**Written request**
Leaving out the pictures, retype all the material exactly.

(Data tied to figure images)
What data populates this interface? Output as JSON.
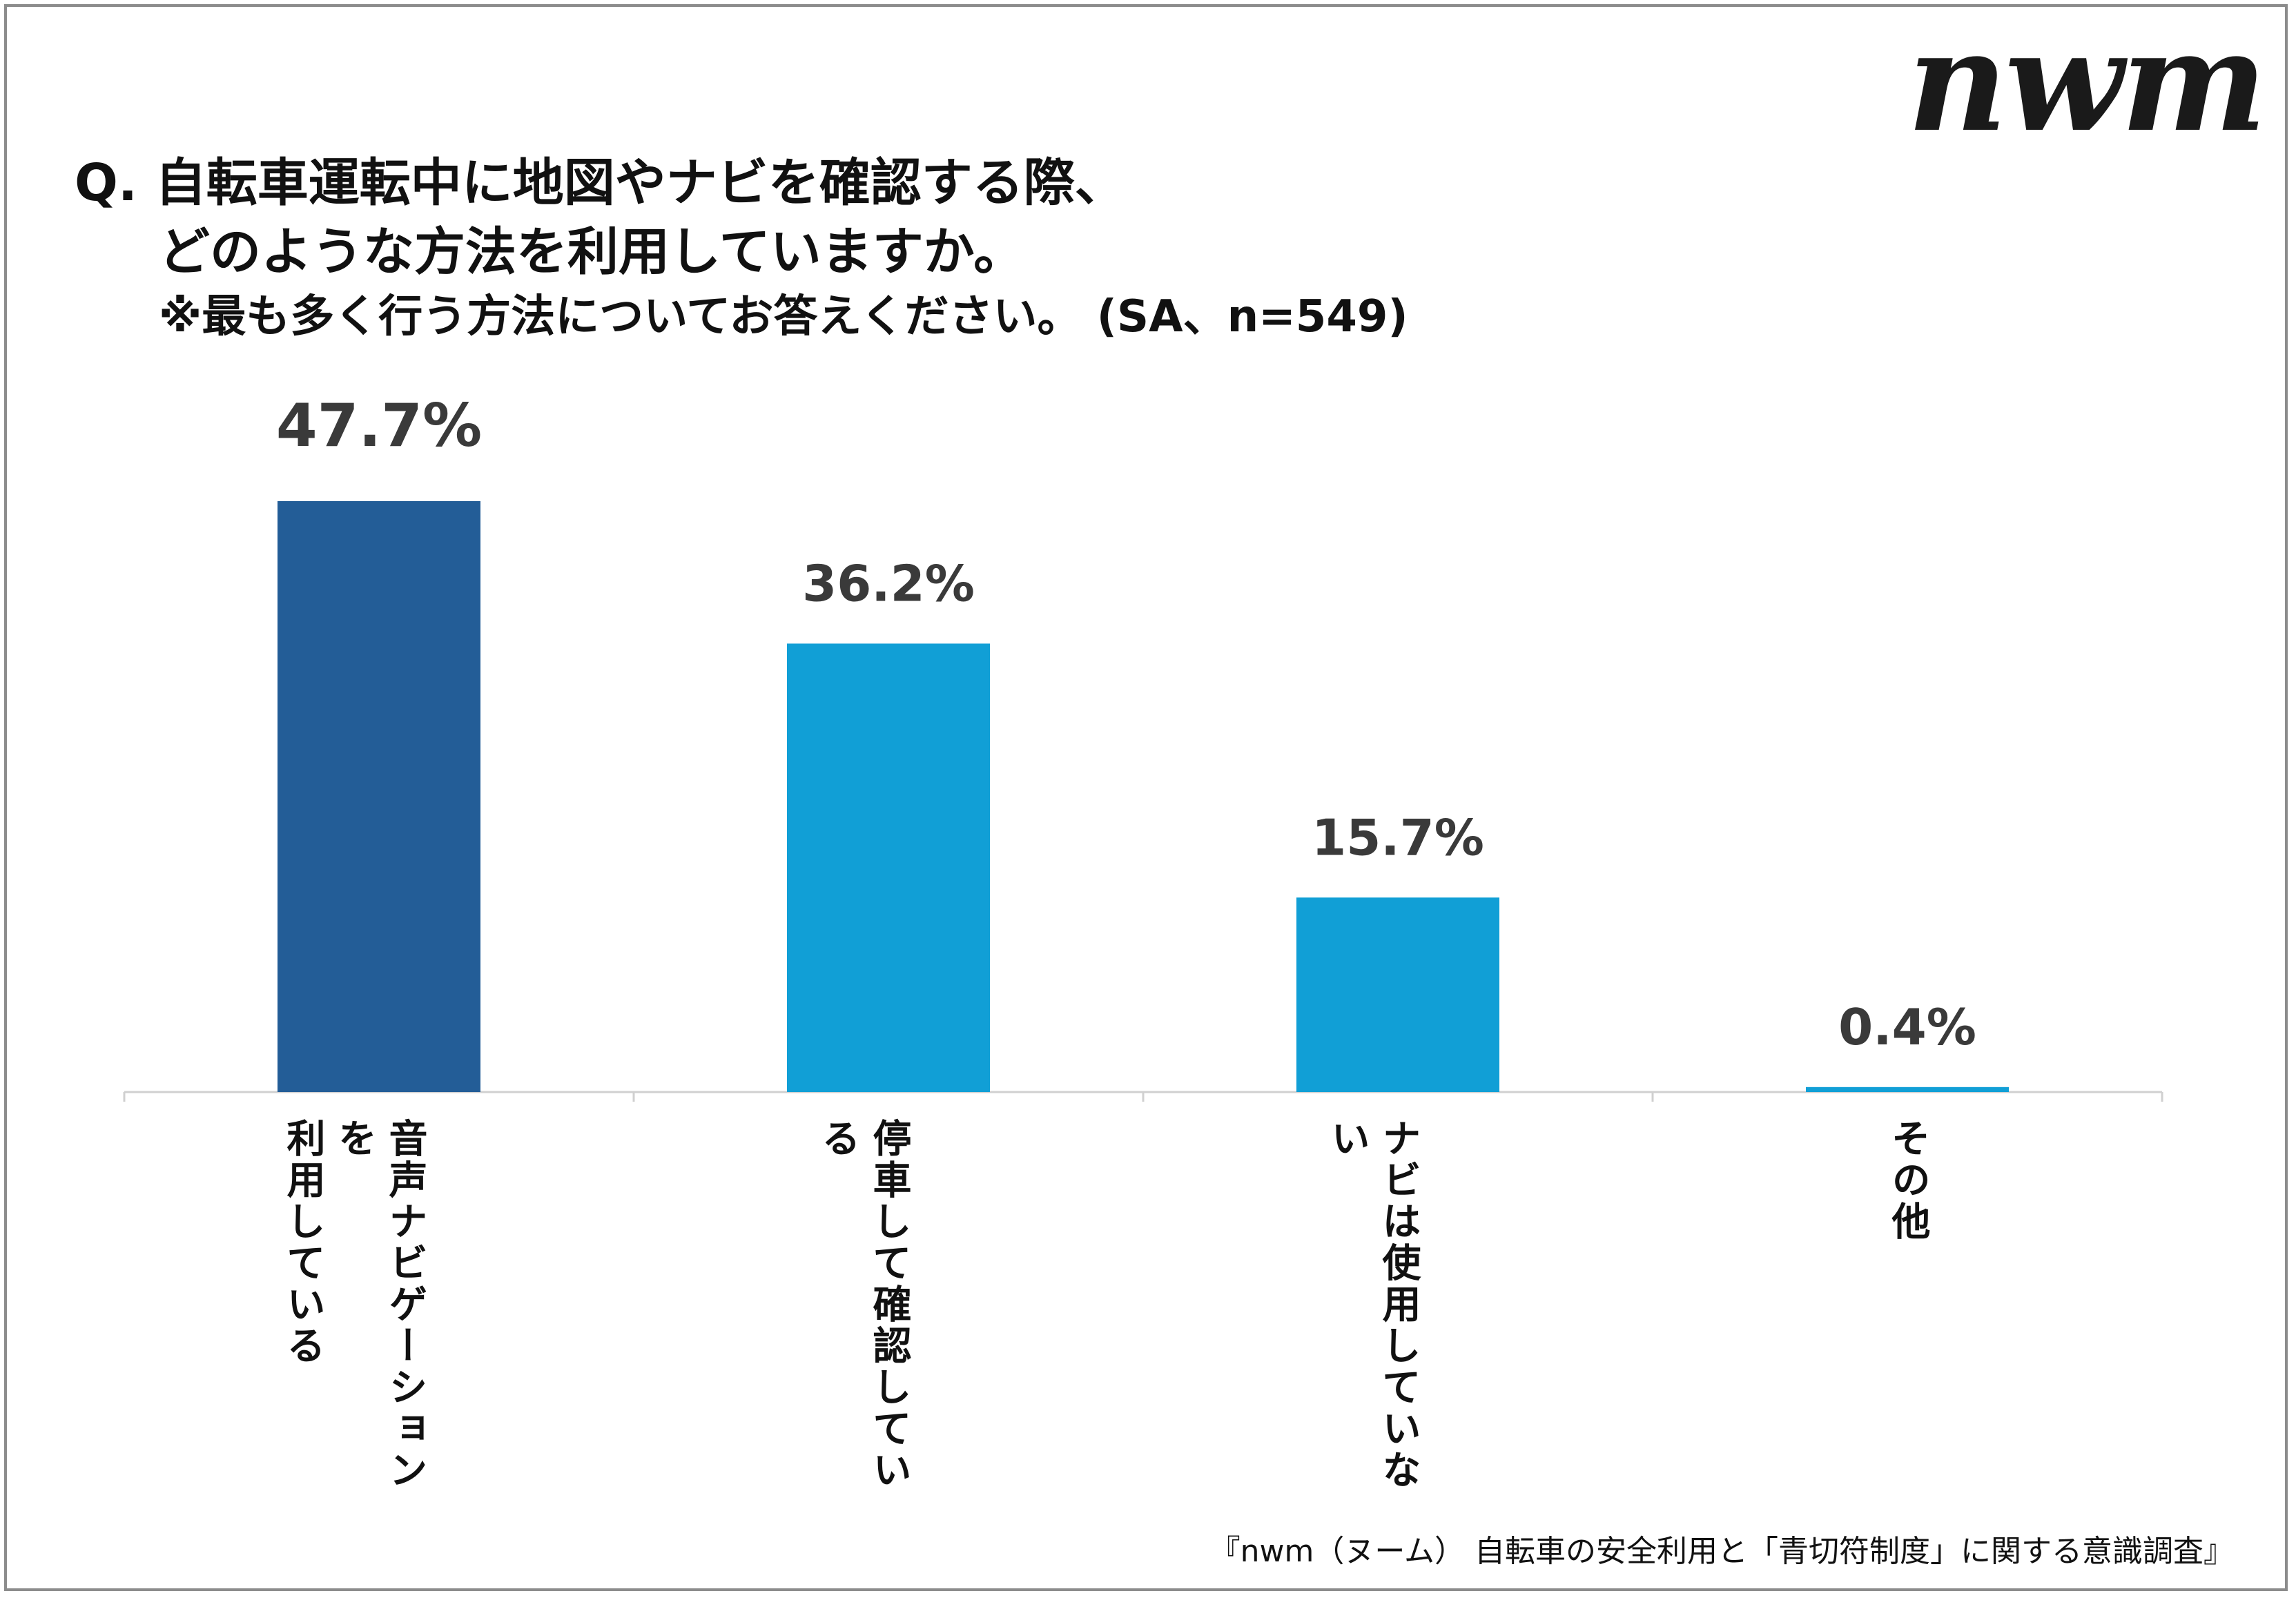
{
  "logo_text": "nwm",
  "title": {
    "line1": "Q. 自転車運転中に地図やナビを確認する際、",
    "line2": "どのような方法を利用していますか。"
  },
  "subtitle": "※最も多く行う方法についてお答えください。 (SA、n=549)",
  "footnote": "『nwm（ヌーム） 自転車の安全利用と「青切符制度」に関する意識調査』",
  "colors": {
    "primary_bar": "#235d97",
    "secondary_bar": "#119fd6",
    "axis": "#d0d0d0",
    "value_label": "#3a3a3a"
  },
  "chart_data": {
    "type": "bar",
    "categories": [
      "音声ナビゲーションを利用している",
      "停車して確認している",
      "ナビは使用していない",
      "その他"
    ],
    "category_lines": [
      [
        "音声ナビゲーションを",
        "利用している"
      ],
      [
        "停車して確認している"
      ],
      [
        "ナビは使用していない"
      ],
      [
        "その他"
      ]
    ],
    "values": [
      47.7,
      36.2,
      15.7,
      0.4
    ],
    "value_labels": [
      "47.7%",
      "36.2%",
      "15.7%",
      "0.4%"
    ],
    "unit": "%",
    "ylim": [
      0,
      50
    ],
    "highlight_index": 0,
    "grid": false,
    "legend": "none"
  }
}
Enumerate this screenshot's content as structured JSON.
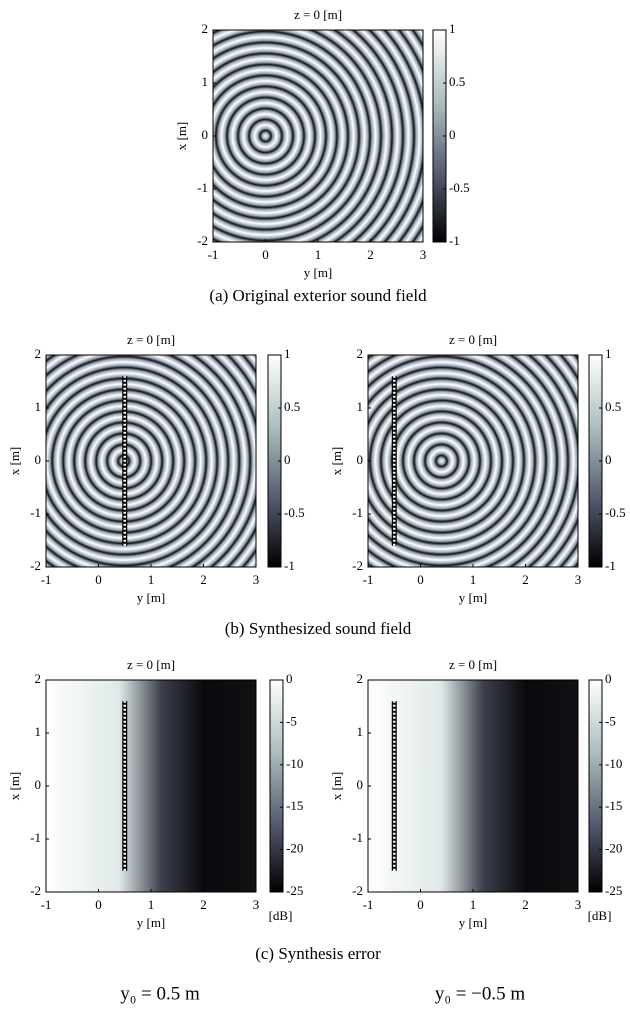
{
  "chart_data": [
    {
      "type": "heatmap",
      "title": "z = 0 [m]",
      "xlabel": "y [m]",
      "ylabel": "x [m]",
      "xlim": [
        -1,
        3
      ],
      "ylim": [
        -2,
        2
      ],
      "xticks": [
        -1,
        0,
        1,
        2,
        3
      ],
      "yticks": [
        -2,
        -1,
        0,
        1,
        2
      ],
      "colorbar": {
        "lim": [
          -1,
          1
        ],
        "ticks": [
          -1,
          -0.5,
          0,
          0.5,
          1
        ]
      }
    },
    {
      "type": "heatmap",
      "title": "z = 0 [m]",
      "xlabel": "y [m]",
      "ylabel": "x [m]",
      "xlim": [
        -1,
        3
      ],
      "ylim": [
        -2,
        2
      ],
      "xticks": [
        -1,
        0,
        1,
        2,
        3
      ],
      "yticks": [
        -2,
        -1,
        0,
        1,
        2
      ],
      "colorbar": {
        "lim": [
          -1,
          1
        ],
        "ticks": [
          -1,
          -0.5,
          0,
          0.5,
          1
        ]
      },
      "array": {
        "y": 0.5,
        "x": [
          -1.6,
          1.6
        ]
      }
    },
    {
      "type": "heatmap",
      "title": "z = 0 [m]",
      "xlabel": "y [m]",
      "ylabel": "x [m]",
      "xlim": [
        -1,
        3
      ],
      "ylim": [
        -2,
        2
      ],
      "xticks": [
        -1,
        0,
        1,
        2,
        3
      ],
      "yticks": [
        -2,
        -1,
        0,
        1,
        2
      ],
      "colorbar": {
        "lim": [
          -1,
          1
        ],
        "ticks": [
          -1,
          -0.5,
          0,
          0.5,
          1
        ]
      },
      "array": {
        "y": -0.5,
        "x": [
          -1.6,
          1.6
        ]
      }
    },
    {
      "type": "heatmap",
      "title": "z = 0 [m]",
      "xlabel": "y [m]",
      "ylabel": "x [m]",
      "xlim": [
        -1,
        3
      ],
      "ylim": [
        -2,
        2
      ],
      "xticks": [
        -1,
        0,
        1,
        2,
        3
      ],
      "yticks": [
        -2,
        -1,
        0,
        1,
        2
      ],
      "colorbar": {
        "lim": [
          -25,
          0
        ],
        "ticks": [
          -25,
          -20,
          -15,
          -10,
          -5,
          0
        ],
        "label": "[dB]"
      },
      "array": {
        "y": 0.5,
        "x": [
          -1.6,
          1.6
        ]
      }
    },
    {
      "type": "heatmap",
      "title": "z = 0 [m]",
      "xlabel": "y [m]",
      "ylabel": "x [m]",
      "xlim": [
        -1,
        3
      ],
      "ylim": [
        -2,
        2
      ],
      "xticks": [
        -1,
        0,
        1,
        2,
        3
      ],
      "yticks": [
        -2,
        -1,
        0,
        1,
        2
      ],
      "colorbar": {
        "lim": [
          -25,
          0
        ],
        "ticks": [
          -25,
          -20,
          -15,
          -10,
          -5,
          0
        ],
        "label": "[dB]"
      },
      "array": {
        "y": -0.5,
        "x": [
          -1.6,
          1.6
        ]
      }
    }
  ],
  "captions": [
    "(a) Original exterior sound field",
    "(b) Synthesized sound field",
    "(c) Synthesis error"
  ],
  "column_labels": [
    "y₀ = 0.5 m",
    "y₀ = −0.5 m"
  ]
}
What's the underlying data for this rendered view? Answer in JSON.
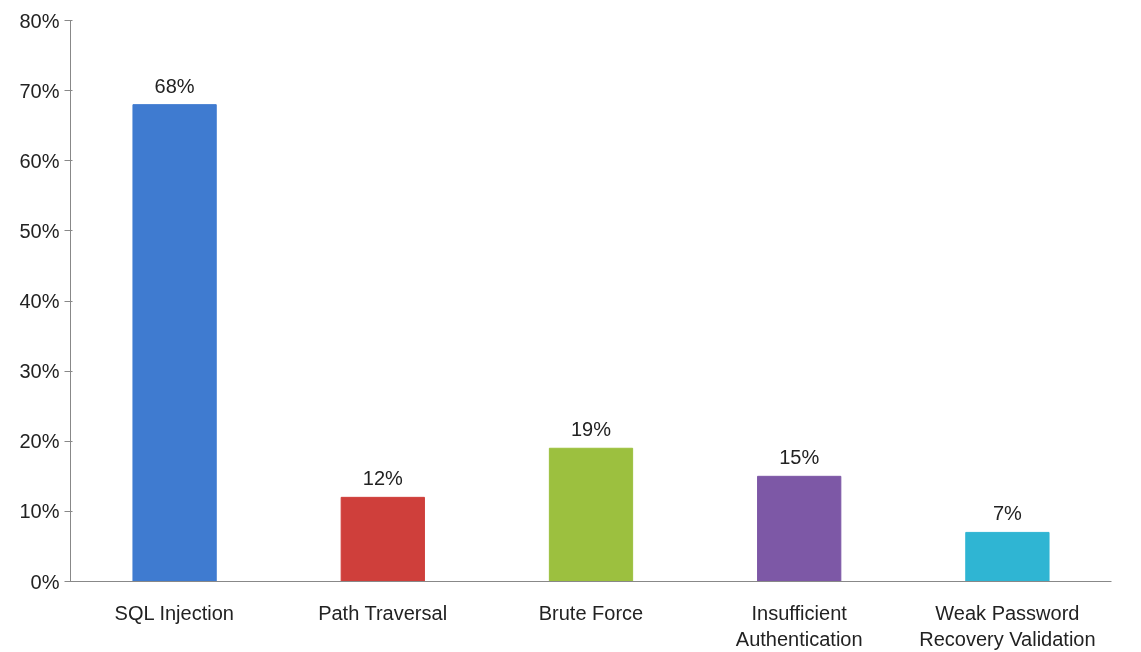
{
  "chart_data": {
    "type": "bar",
    "categories": [
      "SQL Injection",
      "Path Traversal",
      "Brute Force",
      "Insufficient\nAuthentication",
      "Weak Password\nRecovery Validation"
    ],
    "values": [
      68,
      12,
      19,
      15,
      7
    ],
    "colors": [
      "#3f7bd0",
      "#cf3f3b",
      "#9cc03f",
      "#7d58a6",
      "#2fb5d3"
    ],
    "value_labels": [
      "68%",
      "12%",
      "19%",
      "15%",
      "7%"
    ],
    "ylim": [
      0,
      80
    ],
    "yticks": [
      {
        "value": 0,
        "label": "0%"
      },
      {
        "value": 10,
        "label": "10%"
      },
      {
        "value": 20,
        "label": "20%"
      },
      {
        "value": 30,
        "label": "30%"
      },
      {
        "value": 40,
        "label": "40%"
      },
      {
        "value": 50,
        "label": "50%"
      },
      {
        "value": 60,
        "label": "60%"
      },
      {
        "value": 70,
        "label": "70%"
      },
      {
        "value": 80,
        "label": "80%"
      }
    ],
    "grid": false
  }
}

**Exercise result**
What data populates this interface? Output as JSON.
{
  "logo_text": "nwm",
  "title": {
    "line1": "Q. 自転車運転中に地図やナビを確認する際、",
    "line2": "どのような方法を利用していますか。"
  },
  "subtitle": "※最も多く行う方法についてお答えください。 (SA、n=549)",
  "footnote": "『nwm（ヌーム） 自転車の安全利用と「青切符制度」に関する意識調査』",
  "colors": {
    "primary_bar": "#235d97",
    "secondary_bar": "#119fd6",
    "axis": "#d0d0d0",
    "value_label": "#3a3a3a"
  },
  "chart_data": {
    "type": "bar",
    "categories": [
      "音声ナビゲーションを利用している",
      "停車して確認している",
      "ナビは使用していない",
      "その他"
    ],
    "category_lines": [
      [
        "音声ナビゲーションを",
        "利用している"
      ],
      [
        "停車して確認している"
      ],
      [
        "ナビは使用していない"
      ],
      [
        "その他"
      ]
    ],
    "values": [
      47.7,
      36.2,
      15.7,
      0.4
    ],
    "value_labels": [
      "47.7%",
      "36.2%",
      "15.7%",
      "0.4%"
    ],
    "unit": "%",
    "ylim": [
      0,
      50
    ],
    "highlight_index": 0,
    "grid": false,
    "legend": "none"
  }
}
Enumerate this screenshot's content as structured JSON.
{
  "chart_data": [
    {
      "type": "heatmap",
      "title": "z = 0 [m]",
      "xlabel": "y [m]",
      "ylabel": "x [m]",
      "xlim": [
        -1,
        3
      ],
      "ylim": [
        -2,
        2
      ],
      "xticks": [
        -1,
        0,
        1,
        2,
        3
      ],
      "yticks": [
        -2,
        -1,
        0,
        1,
        2
      ],
      "colorbar": {
        "lim": [
          -1,
          1
        ],
        "ticks": [
          -1,
          -0.5,
          0,
          0.5,
          1
        ]
      }
    },
    {
      "type": "heatmap",
      "title": "z = 0 [m]",
      "xlabel": "y [m]",
      "ylabel": "x [m]",
      "xlim": [
        -1,
        3
      ],
      "ylim": [
        -2,
        2
      ],
      "xticks": [
        -1,
        0,
        1,
        2,
        3
      ],
      "yticks": [
        -2,
        -1,
        0,
        1,
        2
      ],
      "colorbar": {
        "lim": [
          -1,
          1
        ],
        "ticks": [
          -1,
          -0.5,
          0,
          0.5,
          1
        ]
      },
      "array": {
        "y": 0.5,
        "x": [
          -1.6,
          1.6
        ]
      }
    },
    {
      "type": "heatmap",
      "title": "z = 0 [m]",
      "xlabel": "y [m]",
      "ylabel": "x [m]",
      "xlim": [
        -1,
        3
      ],
      "ylim": [
        -2,
        2
      ],
      "xticks": [
        -1,
        0,
        1,
        2,
        3
      ],
      "yticks": [
        -2,
        -1,
        0,
        1,
        2
      ],
      "colorbar": {
        "lim": [
          -1,
          1
        ],
        "ticks": [
          -1,
          -0.5,
          0,
          0.5,
          1
        ]
      },
      "array": {
        "y": -0.5,
        "x": [
          -1.6,
          1.6
        ]
      }
    },
    {
      "type": "heatmap",
      "title": "z = 0 [m]",
      "xlabel": "y [m]",
      "ylabel": "x [m]",
      "xlim": [
        -1,
        3
      ],
      "ylim": [
        -2,
        2
      ],
      "xticks": [
        -1,
        0,
        1,
        2,
        3
      ],
      "yticks": [
        -2,
        -1,
        0,
        1,
        2
      ],
      "colorbar": {
        "lim": [
          -25,
          0
        ],
        "ticks": [
          -25,
          -20,
          -15,
          -10,
          -5,
          0
        ],
        "label": "[dB]"
      },
      "array": {
        "y": 0.5,
        "x": [
          -1.6,
          1.6
        ]
      }
    },
    {
      "type": "heatmap",
      "title": "z = 0 [m]",
      "xlabel": "y [m]",
      "ylabel": "x [m]",
      "xlim": [
        -1,
        3
      ],
      "ylim": [
        -2,
        2
      ],
      "xticks": [
        -1,
        0,
        1,
        2,
        3
      ],
      "yticks": [
        -2,
        -1,
        0,
        1,
        2
      ],
      "colorbar": {
        "lim": [
          -25,
          0
        ],
        "ticks": [
          -25,
          -20,
          -15,
          -10,
          -5,
          0
        ],
        "label": "[dB]"
      },
      "array": {
        "y": -0.5,
        "x": [
          -1.6,
          1.6
        ]
      }
    }
  ],
  "captions": [
    "(a) Original exterior sound field",
    "(b) Synthesized sound field",
    "(c) Synthesis error"
  ],
  "column_labels": [
    "y₀ = 0.5 m",
    "y₀ = −0.5 m"
  ]
}
What's the underlying data for this rendered view? Answer in JSON.
{
  "chart_data": {
    "type": "bar",
    "categories": [
      "SQL Injection",
      "Path Traversal",
      "Brute Force",
      "Insufficient\nAuthentication",
      "Weak Password\nRecovery Validation"
    ],
    "values": [
      68,
      12,
      19,
      15,
      7
    ],
    "colors": [
      "#3f7bd0",
      "#cf3f3b",
      "#9cc03f",
      "#7d58a6",
      "#2fb5d3"
    ],
    "value_labels": [
      "68%",
      "12%",
      "19%",
      "15%",
      "7%"
    ],
    "ylim": [
      0,
      80
    ],
    "yticks": [
      {
        "value": 0,
        "label": "0%"
      },
      {
        "value": 10,
        "label": "10%"
      },
      {
        "value": 20,
        "label": "20%"
      },
      {
        "value": 30,
        "label": "30%"
      },
      {
        "value": 40,
        "label": "40%"
      },
      {
        "value": 50,
        "label": "50%"
      },
      {
        "value": 60,
        "label": "60%"
      },
      {
        "value": 70,
        "label": "70%"
      },
      {
        "value": 80,
        "label": "80%"
      }
    ],
    "grid": false
  }
}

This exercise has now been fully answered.